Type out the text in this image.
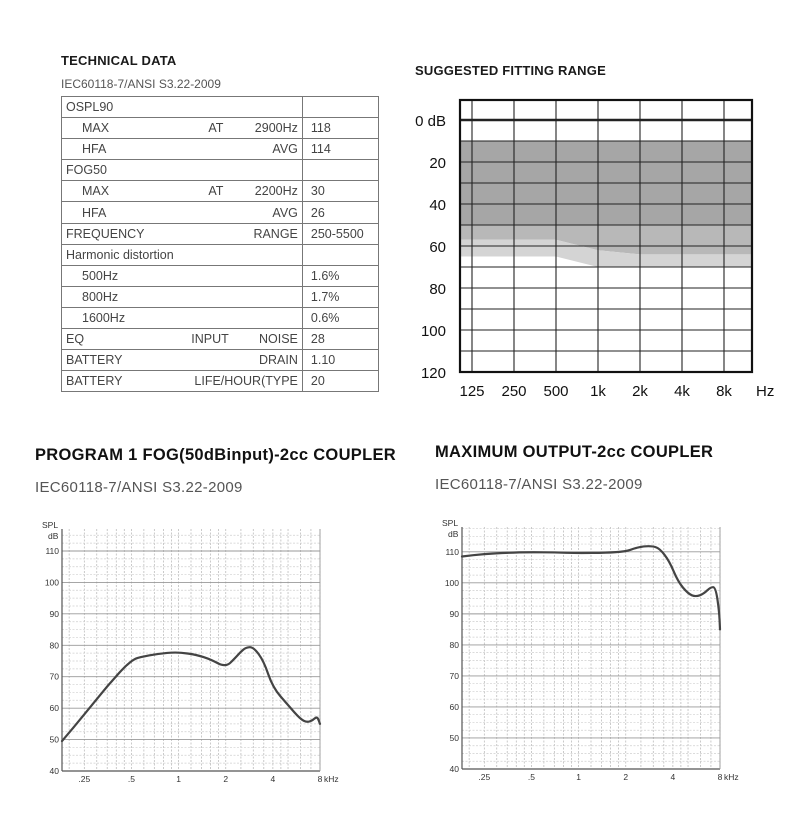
TECHNICAL DATA
IEC60118-7/ANSI S3.22-2009
OSPL90	

MAX AT 2900Hz	118

HFA AVG	114
FOG50	

MAX AT 2200Hz	30

HFA AVG	26

FREQUENCY RANGE	250-5500
Harmonic distortion	
500Hz	1.6%
800Hz	1.7%
1600Hz	0.6%

EQ INPUT NOISE	28

BATTERY DRAIN	1.10

BATTERY LIFE/HOUR(TYPE	20
SUGGESTED FITTING RANGE
0 dB
20
40
60
80
100
120
125 250 500 1k 2k 4k 8k Hz
PROGRAM 1 FOG(50dBinput)-2cc COUPLER
IEC60118-7/ANSI S3.22-2009
40
50
60
70
80
90
100
110
SPL
dB
.25	.5	1	2	4	8 kHz
MAXIMUM OUTPUT-2cc COUPLER
IEC60118-7/ANSI S3.22-2009
40
50
60
70
80
90
100
110
SPL
dB
.25	.5	1	2	4	8 kHz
··········
> _DIRECTION_: Reproduce all of the material exactly, apart from the pictures.

> _ANSWER FOR THE TASK_:
Type out the text in this image.
TECHNICAL DATA
IEC60118-7/ANSI S3.22-2009
OSPL90	

MAX AT 2900Hz	118

HFA AVG	114
FOG50	

MAX AT 2200Hz	30

HFA AVG	26

FREQUENCY RANGE	250-5500
Harmonic distortion	
500Hz	1.6%
800Hz	1.7%
1600Hz	0.6%

EQ INPUT NOISE	28

BATTERY DRAIN	1.10

BATTERY LIFE/HOUR(TYPE	20
SUGGESTED FITTING RANGE
0 dB
20
40
60
80
100
120
125 250 500 1k 2k 4k 8k Hz
PROGRAM 1 FOG(50dBinput)-2cc COUPLER
IEC60118-7/ANSI S3.22-2009
40
50
60
70
80
90
100
110
SPL
dB
.25	.5	1	2	4	8 kHz
MAXIMUM OUTPUT-2cc COUPLER
IEC60118-7/ANSI S3.22-2009
40
50
60
70
80
90
100
110
SPL
dB
.25	.5	1	2	4	8 kHz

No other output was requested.